-- start of RAW DATA --

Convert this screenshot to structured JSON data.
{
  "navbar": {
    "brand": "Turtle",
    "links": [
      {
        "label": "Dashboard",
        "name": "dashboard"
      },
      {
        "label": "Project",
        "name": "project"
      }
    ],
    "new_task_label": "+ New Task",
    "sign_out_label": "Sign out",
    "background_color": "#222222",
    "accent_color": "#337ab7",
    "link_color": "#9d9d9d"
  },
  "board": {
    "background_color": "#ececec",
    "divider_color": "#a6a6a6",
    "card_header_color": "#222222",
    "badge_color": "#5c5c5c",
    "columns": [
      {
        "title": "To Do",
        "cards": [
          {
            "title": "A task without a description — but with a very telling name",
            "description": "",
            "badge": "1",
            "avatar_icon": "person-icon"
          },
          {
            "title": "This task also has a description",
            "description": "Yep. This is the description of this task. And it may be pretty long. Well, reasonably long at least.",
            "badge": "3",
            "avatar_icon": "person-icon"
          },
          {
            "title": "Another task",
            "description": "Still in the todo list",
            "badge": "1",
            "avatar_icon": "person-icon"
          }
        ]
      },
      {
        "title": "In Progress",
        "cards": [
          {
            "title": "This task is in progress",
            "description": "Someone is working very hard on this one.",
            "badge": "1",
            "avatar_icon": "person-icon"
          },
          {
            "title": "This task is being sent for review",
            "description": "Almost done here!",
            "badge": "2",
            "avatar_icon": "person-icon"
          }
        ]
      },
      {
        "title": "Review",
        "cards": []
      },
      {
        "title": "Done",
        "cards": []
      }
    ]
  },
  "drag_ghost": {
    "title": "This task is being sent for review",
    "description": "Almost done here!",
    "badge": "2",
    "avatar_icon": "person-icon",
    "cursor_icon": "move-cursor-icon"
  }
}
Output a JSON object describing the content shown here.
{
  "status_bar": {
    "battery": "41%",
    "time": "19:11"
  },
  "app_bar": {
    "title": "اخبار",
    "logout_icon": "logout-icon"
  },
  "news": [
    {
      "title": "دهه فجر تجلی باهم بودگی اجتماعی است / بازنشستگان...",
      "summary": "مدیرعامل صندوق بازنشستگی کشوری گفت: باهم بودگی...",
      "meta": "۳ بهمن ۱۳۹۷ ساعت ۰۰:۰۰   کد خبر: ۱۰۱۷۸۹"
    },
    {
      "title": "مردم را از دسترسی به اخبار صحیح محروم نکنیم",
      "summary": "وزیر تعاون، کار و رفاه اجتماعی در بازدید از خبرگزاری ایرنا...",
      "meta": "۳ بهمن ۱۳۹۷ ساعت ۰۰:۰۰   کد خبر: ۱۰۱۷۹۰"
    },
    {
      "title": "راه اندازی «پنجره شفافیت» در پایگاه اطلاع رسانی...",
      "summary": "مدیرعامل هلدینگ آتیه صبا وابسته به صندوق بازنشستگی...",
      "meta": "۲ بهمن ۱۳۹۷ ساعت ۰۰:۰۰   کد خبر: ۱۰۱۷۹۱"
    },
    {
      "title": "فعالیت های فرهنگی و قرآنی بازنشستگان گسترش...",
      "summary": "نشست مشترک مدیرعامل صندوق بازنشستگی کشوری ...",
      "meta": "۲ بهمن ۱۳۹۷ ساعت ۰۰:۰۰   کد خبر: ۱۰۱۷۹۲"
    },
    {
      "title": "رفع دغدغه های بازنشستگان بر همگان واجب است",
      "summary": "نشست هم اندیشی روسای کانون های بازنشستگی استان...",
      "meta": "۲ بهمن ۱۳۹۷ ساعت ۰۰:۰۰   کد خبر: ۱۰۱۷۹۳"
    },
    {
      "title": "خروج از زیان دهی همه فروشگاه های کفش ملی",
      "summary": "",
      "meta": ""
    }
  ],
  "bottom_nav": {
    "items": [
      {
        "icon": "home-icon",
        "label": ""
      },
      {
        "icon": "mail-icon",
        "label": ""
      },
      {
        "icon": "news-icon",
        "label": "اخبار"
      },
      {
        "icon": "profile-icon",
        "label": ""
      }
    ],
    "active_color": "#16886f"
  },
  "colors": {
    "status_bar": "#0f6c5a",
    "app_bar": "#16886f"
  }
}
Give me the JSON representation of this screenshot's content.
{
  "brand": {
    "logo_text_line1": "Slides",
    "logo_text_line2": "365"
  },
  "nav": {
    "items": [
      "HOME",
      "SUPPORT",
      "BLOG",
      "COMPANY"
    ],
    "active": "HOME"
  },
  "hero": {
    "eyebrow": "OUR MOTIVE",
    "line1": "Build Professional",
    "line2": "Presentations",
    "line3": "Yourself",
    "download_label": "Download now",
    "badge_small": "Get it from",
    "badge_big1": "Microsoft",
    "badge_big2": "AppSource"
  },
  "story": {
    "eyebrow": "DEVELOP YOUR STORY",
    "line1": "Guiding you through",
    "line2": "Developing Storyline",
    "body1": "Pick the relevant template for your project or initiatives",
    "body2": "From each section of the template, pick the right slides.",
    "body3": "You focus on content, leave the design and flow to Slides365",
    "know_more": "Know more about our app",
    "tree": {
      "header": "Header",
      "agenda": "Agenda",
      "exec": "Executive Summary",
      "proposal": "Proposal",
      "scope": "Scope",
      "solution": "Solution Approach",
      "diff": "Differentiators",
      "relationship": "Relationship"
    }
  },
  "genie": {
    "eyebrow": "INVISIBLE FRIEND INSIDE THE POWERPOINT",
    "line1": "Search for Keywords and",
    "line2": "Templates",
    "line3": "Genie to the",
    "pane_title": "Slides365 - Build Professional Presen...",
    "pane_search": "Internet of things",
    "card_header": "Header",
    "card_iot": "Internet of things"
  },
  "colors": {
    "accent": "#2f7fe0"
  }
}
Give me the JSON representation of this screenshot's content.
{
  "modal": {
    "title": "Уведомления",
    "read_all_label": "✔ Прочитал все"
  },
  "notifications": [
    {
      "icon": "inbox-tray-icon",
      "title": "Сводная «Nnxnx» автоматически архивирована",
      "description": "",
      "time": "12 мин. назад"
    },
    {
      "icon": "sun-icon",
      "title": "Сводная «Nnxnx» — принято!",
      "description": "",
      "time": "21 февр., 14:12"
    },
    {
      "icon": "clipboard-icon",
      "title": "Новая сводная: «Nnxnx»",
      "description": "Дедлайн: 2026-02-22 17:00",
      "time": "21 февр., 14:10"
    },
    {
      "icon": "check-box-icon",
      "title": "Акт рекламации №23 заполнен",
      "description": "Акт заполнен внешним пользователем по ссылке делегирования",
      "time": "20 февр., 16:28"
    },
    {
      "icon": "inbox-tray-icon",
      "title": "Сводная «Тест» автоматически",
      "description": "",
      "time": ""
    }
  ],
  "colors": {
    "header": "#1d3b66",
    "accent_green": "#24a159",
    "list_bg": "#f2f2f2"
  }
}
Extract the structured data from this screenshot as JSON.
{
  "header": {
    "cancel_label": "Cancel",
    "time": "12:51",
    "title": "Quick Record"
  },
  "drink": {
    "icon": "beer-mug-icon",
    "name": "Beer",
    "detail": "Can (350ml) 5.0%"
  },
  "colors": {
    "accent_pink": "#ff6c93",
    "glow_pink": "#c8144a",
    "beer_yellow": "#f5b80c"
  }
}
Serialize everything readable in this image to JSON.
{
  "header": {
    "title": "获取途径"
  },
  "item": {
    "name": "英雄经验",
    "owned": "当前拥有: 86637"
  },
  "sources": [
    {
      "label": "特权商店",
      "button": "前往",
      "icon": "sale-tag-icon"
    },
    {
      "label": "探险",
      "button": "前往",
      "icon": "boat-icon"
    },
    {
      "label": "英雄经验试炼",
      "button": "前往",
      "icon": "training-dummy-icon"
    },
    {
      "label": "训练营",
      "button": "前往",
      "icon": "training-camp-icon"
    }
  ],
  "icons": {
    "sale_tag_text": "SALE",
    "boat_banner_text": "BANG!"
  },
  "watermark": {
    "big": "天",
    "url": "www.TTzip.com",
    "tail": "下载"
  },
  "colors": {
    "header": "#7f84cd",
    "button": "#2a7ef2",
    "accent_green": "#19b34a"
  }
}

-- end of RAW DATA --

TASK
State the number of lines in the records that contain the string "Nnxnx", and nothing more.

TASK SOLUTION
3